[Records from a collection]
(begin)

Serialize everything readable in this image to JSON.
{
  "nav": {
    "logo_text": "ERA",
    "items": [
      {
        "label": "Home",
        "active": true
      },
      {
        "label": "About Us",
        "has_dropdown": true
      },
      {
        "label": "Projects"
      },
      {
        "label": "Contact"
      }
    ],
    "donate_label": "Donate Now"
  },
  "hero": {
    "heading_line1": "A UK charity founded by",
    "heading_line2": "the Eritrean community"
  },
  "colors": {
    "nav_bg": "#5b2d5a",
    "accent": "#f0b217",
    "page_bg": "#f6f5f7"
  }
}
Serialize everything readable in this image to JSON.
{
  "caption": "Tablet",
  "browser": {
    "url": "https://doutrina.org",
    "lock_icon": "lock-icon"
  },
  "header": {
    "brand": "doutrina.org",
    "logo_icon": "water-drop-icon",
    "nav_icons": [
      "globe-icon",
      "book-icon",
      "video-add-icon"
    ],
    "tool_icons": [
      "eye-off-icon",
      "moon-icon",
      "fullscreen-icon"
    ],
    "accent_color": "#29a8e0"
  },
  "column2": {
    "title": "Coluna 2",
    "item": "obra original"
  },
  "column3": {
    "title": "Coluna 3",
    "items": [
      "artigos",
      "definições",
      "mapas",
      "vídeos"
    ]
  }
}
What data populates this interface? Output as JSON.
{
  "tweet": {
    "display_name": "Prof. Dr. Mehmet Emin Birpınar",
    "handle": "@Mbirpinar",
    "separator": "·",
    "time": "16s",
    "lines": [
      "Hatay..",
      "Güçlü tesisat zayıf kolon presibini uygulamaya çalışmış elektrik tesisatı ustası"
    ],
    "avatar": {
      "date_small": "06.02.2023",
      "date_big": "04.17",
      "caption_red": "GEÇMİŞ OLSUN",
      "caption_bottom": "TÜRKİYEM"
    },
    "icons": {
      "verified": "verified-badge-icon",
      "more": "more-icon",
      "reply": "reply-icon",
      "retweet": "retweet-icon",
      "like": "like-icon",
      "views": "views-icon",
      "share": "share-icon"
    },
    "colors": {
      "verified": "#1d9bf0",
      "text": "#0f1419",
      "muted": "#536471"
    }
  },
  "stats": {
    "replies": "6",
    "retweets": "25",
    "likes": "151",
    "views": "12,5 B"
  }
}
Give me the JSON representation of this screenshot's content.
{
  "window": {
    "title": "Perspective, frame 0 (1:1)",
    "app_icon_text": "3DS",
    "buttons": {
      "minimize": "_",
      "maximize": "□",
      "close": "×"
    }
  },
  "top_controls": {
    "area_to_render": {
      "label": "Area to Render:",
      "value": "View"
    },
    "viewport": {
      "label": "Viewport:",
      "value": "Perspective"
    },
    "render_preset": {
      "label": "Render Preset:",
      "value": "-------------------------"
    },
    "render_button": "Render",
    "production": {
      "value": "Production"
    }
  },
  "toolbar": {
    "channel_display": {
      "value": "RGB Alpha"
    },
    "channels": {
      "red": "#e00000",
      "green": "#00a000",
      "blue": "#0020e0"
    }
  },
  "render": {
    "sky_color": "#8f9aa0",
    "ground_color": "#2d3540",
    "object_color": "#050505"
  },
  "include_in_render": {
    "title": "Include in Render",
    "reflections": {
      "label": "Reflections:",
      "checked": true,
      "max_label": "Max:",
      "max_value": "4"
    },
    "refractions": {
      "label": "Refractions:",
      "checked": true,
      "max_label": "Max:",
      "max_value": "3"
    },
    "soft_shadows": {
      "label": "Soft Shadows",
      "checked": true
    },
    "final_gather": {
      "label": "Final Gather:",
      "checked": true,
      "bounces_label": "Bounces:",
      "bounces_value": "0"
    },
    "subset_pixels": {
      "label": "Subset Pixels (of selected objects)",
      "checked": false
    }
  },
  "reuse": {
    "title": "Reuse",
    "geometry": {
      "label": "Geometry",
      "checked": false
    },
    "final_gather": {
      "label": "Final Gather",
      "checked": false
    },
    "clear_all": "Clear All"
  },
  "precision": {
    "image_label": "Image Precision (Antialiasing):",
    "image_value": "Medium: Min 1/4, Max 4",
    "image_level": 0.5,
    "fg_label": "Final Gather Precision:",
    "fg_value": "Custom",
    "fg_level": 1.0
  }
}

(end)

## Objective
Write out every line exactly as it stands.

## Full answer
Serialize everything readable in this image to JSON.
{
  "nav": {
    "logo_text": "ERA",
    "items": [
      {
        "label": "Home",
        "active": true
      },
      {
        "label": "About Us",
        "has_dropdown": true
      },
      {
        "label": "Projects"
      },
      {
        "label": "Contact"
      }
    ],
    "donate_label": "Donate Now"
  },
  "hero": {
    "heading_line1": "A UK charity founded by",
    "heading_line2": "the Eritrean community"
  },
  "colors": {
    "nav_bg": "#5b2d5a",
    "accent": "#f0b217",
    "page_bg": "#f6f5f7"
  }
}
Serialize everything readable in this image to JSON.
{
  "caption": "Tablet",
  "browser": {
    "url": "https://doutrina.org",
    "lock_icon": "lock-icon"
  },
  "header": {
    "brand": "doutrina.org",
    "logo_icon": "water-drop-icon",
    "nav_icons": [
      "globe-icon",
      "book-icon",
      "video-add-icon"
    ],
    "tool_icons": [
      "eye-off-icon",
      "moon-icon",
      "fullscreen-icon"
    ],
    "accent_color": "#29a8e0"
  },
  "column2": {
    "title": "Coluna 2",
    "item": "obra original"
  },
  "column3": {
    "title": "Coluna 3",
    "items": [
      "artigos",
      "definições",
      "mapas",
      "vídeos"
    ]
  }
}
What data populates this interface? Output as JSON.
{
  "tweet": {
    "display_name": "Prof. Dr. Mehmet Emin Birpınar",
    "handle": "@Mbirpinar",
    "separator": "·",
    "time": "16s",
    "lines": [
      "Hatay..",
      "Güçlü tesisat zayıf kolon presibini uygulamaya çalışmış elektrik tesisatı ustası"
    ],
    "avatar": {
      "date_small": "06.02.2023",
      "date_big": "04.17",
      "caption_red": "GEÇMİŞ OLSUN",
      "caption_bottom": "TÜRKİYEM"
    },
    "icons": {
      "verified": "verified-badge-icon",
      "more": "more-icon",
      "reply": "reply-icon",
      "retweet": "retweet-icon",
      "like": "like-icon",
      "views": "views-icon",
      "share": "share-icon"
    },
    "colors": {
      "verified": "#1d9bf0",
      "text": "#0f1419",
      "muted": "#536471"
    }
  },
  "stats": {
    "replies": "6",
    "retweets": "25",
    "likes": "151",
    "views": "12,5 B"
  }
}
Give me the JSON representation of this screenshot's content.
{
  "window": {
    "title": "Perspective, frame 0 (1:1)",
    "app_icon_text": "3DS",
    "buttons": {
      "minimize": "_",
      "maximize": "□",
      "close": "×"
    }
  },
  "top_controls": {
    "area_to_render": {
      "label": "Area to Render:",
      "value": "View"
    },
    "viewport": {
      "label": "Viewport:",
      "value": "Perspective"
    },
    "render_preset": {
      "label": "Render Preset:",
      "value": "-------------------------"
    },
    "render_button": "Render",
    "production": {
      "value": "Production"
    }
  },
  "toolbar": {
    "channel_display": {
      "value": "RGB Alpha"
    },
    "channels": {
      "red": "#e00000",
      "green": "#00a000",
      "blue": "#0020e0"
    }
  },
  "render": {
    "sky_color": "#8f9aa0",
    "ground_color": "#2d3540",
    "object_color": "#050505"
  },
  "include_in_render": {
    "title": "Include in Render",
    "reflections": {
      "label": "Reflections:",
      "checked": true,
      "max_label": "Max:",
      "max_value": "4"
    },
    "refractions": {
      "label": "Refractions:",
      "checked": true,
      "max_label": "Max:",
      "max_value": "3"
    },
    "soft_shadows": {
      "label": "Soft Shadows",
      "checked": true
    },
    "final_gather": {
      "label": "Final Gather:",
      "checked": true,
      "bounces_label": "Bounces:",
      "bounces_value": "0"
    },
    "subset_pixels": {
      "label": "Subset Pixels (of selected objects)",
      "checked": false
    }
  },
  "reuse": {
    "title": "Reuse",
    "geometry": {
      "label": "Geometry",
      "checked": false
    },
    "final_gather": {
      "label": "Final Gather",
      "checked": false
    },
    "clear_all": "Clear All"
  },
  "precision": {
    "image_label": "Image Precision (Antialiasing):",
    "image_value": "Medium: Min 1/4, Max 4",
    "image_level": 0.5,
    "fg_label": "Final Gather Precision:",
    "fg_value": "Custom",
    "fg_level": 1.0
  }
}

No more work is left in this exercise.